WHAT YOU ARE ASKED TO DO:
Every line below that holds the string "Compétences" should be copied.

DATA FOR THE TASK:
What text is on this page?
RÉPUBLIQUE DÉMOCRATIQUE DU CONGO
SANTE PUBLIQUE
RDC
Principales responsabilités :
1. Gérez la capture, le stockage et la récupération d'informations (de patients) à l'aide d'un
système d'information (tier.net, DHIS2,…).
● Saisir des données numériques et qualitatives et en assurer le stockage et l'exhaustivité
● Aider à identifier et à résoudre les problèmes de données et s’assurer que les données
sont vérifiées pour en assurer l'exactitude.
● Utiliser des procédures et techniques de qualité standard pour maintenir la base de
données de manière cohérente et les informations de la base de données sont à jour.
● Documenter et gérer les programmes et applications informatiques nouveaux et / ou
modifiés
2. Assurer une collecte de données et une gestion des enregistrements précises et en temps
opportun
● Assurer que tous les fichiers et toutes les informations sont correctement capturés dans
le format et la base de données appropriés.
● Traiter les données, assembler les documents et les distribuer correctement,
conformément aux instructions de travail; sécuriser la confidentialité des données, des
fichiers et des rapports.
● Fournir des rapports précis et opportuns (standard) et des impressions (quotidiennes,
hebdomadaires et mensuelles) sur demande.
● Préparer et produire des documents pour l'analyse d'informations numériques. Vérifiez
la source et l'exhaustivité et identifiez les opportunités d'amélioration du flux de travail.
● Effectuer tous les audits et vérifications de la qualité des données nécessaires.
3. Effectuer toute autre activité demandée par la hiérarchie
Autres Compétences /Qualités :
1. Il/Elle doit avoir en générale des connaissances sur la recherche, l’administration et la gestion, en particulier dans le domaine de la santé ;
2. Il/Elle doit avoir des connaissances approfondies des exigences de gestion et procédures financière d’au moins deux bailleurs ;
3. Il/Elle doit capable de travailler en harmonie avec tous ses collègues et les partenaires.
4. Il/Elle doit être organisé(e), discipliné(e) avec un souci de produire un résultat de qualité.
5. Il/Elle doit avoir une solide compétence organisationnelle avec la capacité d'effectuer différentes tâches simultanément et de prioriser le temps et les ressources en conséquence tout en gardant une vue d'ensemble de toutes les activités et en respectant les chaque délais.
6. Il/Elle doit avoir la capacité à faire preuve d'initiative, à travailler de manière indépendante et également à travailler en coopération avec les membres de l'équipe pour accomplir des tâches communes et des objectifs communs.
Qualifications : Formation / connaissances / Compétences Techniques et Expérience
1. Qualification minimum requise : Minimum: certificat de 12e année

REPLY TO THE TASK:
Autres Compétences /Qualités :
Qualifications : Formation / connaissances / Compétences Techniques et Expérience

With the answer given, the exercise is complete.